> **Directions**:
Repeat all the records exactly, omitting pictures.

> **Data**:
---

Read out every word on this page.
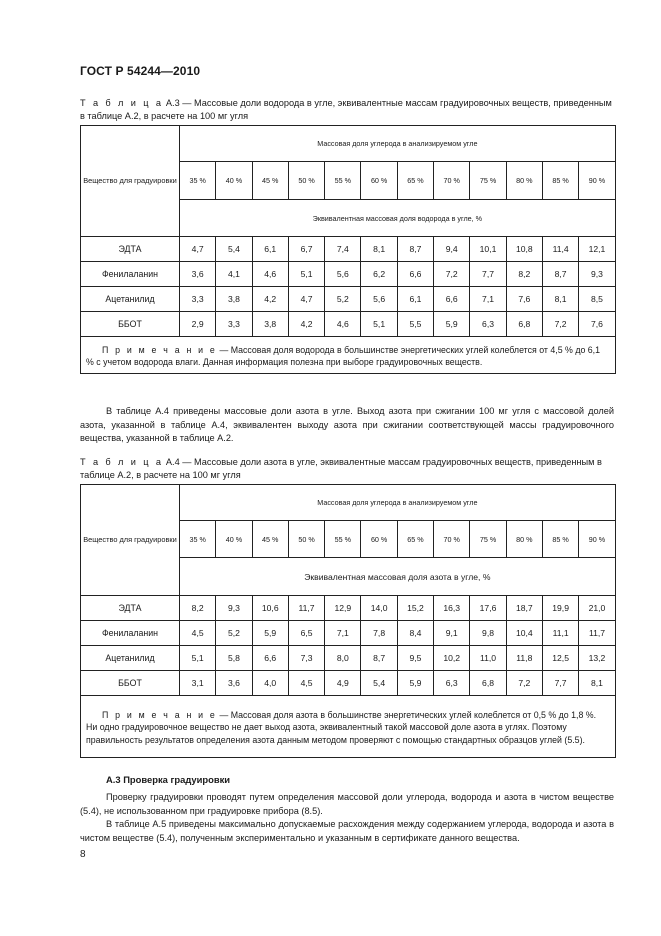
ГОСТ Р 54244—2010
Т а б л и ц а А.3 — Массовые доли водорода в угле, эквивалентные массам градуировочных веществ, приведенным в таблице А.2, в расчете на 100 мг угля
Вещество для градуировки	Массовая доля углерода в анализируемом угле											
	35 %	40 %	45 %	50 %	55 %	60 %	65 %	70 %	75 %	80 %	85 %	90 %
	Эквивалентная массовая доля водорода в угле, %											
ЭДТА	4,7	5,4	6,1	6,7	7,4	8,1	8,7	9,4	10,1	10,8	11,4	12,1
Фенилаланин	3,6	4,1	4,6	5,1	5,6	6,2	6,6	7,2	7,7	8,2	8,7	9,3
Ацетанилид	3,3	3,8	4,2	4,7	5,2	5,6	6,1	6,6	7,1	7,6	8,1	8,5
ББОТ	2,9	3,3	3,8	4,2	4,6	5,1	5,5	5,9	6,3	6,8	7,2	7,6
П р и м е ч а н и е — Массовая доля водорода в большинстве энергетических углей колеблется от 4,5 % до 6,1 % с учетом водорода влаги. Данная информация полезна при выборе градуировочных веществ.												

В таблице А.4 приведены массовые доли азота в угле. Выход азота при сжигании 100 мг угля с массовой долей азота, указанной в таблице А.4, эквивалентен выходу азота при сжигании соответствующей массы градуировочного вещества, указанной в таблице А.2.

Т а б л и ц а А.4 — Массовые доли азота в угле, эквивалентные массам градуировочных веществ, приведенным в таблице А.2, в расчете на 100 мг угля
Вещество для градуировки	Массовая доля углерода в анализируемом угле											
	35 %	40 %	45 %	50 %	55 %	60 %	65 %	70 %	75 %	80 %	85 %	90 %
	Эквивалентная массовая доля азота в угле, %											
ЭДТА	8,2	9,3	10,6	11,7	12,9	14,0	15,2	16,3	17,6	18,7	19,9	21,0
Фенилаланин	4,5	5,2	5,9	6,5	7,1	7,8	8,4	9,1	9,8	10,4	11,1	11,7
Ацетанилид	5,1	5,8	6,6	7,3	8,0	8,7	9,5	10,2	11,0	11,8	12,5	13,2
ББОТ	3,1	3,6	4,0	4,5	4,9	5,4	5,9	6,3	6,8	7,2	7,7	8,1
П р и м е ч а н и е — Массовая доля азота в большинстве энергетических углей колеблется от 0,5 % до 1,8 %. Ни одно градуировочное вещество не дает выход азота, эквивалентный такой массовой доле азота в углях. Поэтому правильность результатов определения азота данным методом проверяют с помощью стандартных образцов углей (5.5).												
А.3 Проверка градуировки

Проверку градуировки проводят путем определения массовой доли углерода, водорода и азота в чистом веществе (5.4), не использованном при градуировке прибора (8.5).

В таблице А.5 приведены максимально допускаемые расхождения между содержанием углерода, водорода и азота в чистом веществе (5.4), полученным экспериментально и указанным в сертификате данного вещества.

8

---

> **Full output**:
Read out every word on this page.
ГОСТ Р 54244—2010
Т а б л и ц а А.3 — Массовые доли водорода в угле, эквивалентные массам градуировочных веществ, приведенным в таблице А.2, в расчете на 100 мг угля
Вещество для градуировки	Массовая доля углерода в анализируемом угле											
	35 %	40 %	45 %	50 %	55 %	60 %	65 %	70 %	75 %	80 %	85 %	90 %
	Эквивалентная массовая доля водорода в угле, %											
ЭДТА	4,7	5,4	6,1	6,7	7,4	8,1	8,7	9,4	10,1	10,8	11,4	12,1
Фенилаланин	3,6	4,1	4,6	5,1	5,6	6,2	6,6	7,2	7,7	8,2	8,7	9,3
Ацетанилид	3,3	3,8	4,2	4,7	5,2	5,6	6,1	6,6	7,1	7,6	8,1	8,5
ББОТ	2,9	3,3	3,8	4,2	4,6	5,1	5,5	5,9	6,3	6,8	7,2	7,6
П р и м е ч а н и е — Массовая доля водорода в большинстве энергетических углей колеблется от 4,5 % до 6,1 % с учетом водорода влаги. Данная информация полезна при выборе градуировочных веществ.												

В таблице А.4 приведены массовые доли азота в угле. Выход азота при сжигании 100 мг угля с массовой долей азота, указанной в таблице А.4, эквивалентен выходу азота при сжигании соответствующей массы градуировочного вещества, указанной в таблице А.2.

Т а б л и ц а А.4 — Массовые доли азота в угле, эквивалентные массам градуировочных веществ, приведенным в таблице А.2, в расчете на 100 мг угля
Вещество для градуировки	Массовая доля углерода в анализируемом угле											
	35 %	40 %	45 %	50 %	55 %	60 %	65 %	70 %	75 %	80 %	85 %	90 %
	Эквивалентная массовая доля азота в угле, %											
ЭДТА	8,2	9,3	10,6	11,7	12,9	14,0	15,2	16,3	17,6	18,7	19,9	21,0
Фенилаланин	4,5	5,2	5,9	6,5	7,1	7,8	8,4	9,1	9,8	10,4	11,1	11,7
Ацетанилид	5,1	5,8	6,6	7,3	8,0	8,7	9,5	10,2	11,0	11,8	12,5	13,2
ББОТ	3,1	3,6	4,0	4,5	4,9	5,4	5,9	6,3	6,8	7,2	7,7	8,1
П р и м е ч а н и е — Массовая доля азота в большинстве энергетических углей колеблется от 0,5 % до 1,8 %. Ни одно градуировочное вещество не дает выход азота, эквивалентный такой массовой доле азота в углях. Поэтому правильность результатов определения азота данным методом проверяют с помощью стандартных образцов углей (5.5).												
А.3 Проверка градуировки

Проверку градуировки проводят путем определения массовой доли углерода, водорода и азота в чистом веществе (5.4), не использованном при градуировке прибора (8.5).

В таблице А.5 приведены максимально допускаемые расхождения между содержанием углерода, водорода и азота в чистом веществе (5.4), полученным экспериментально и указанным в сертификате данного вещества.

8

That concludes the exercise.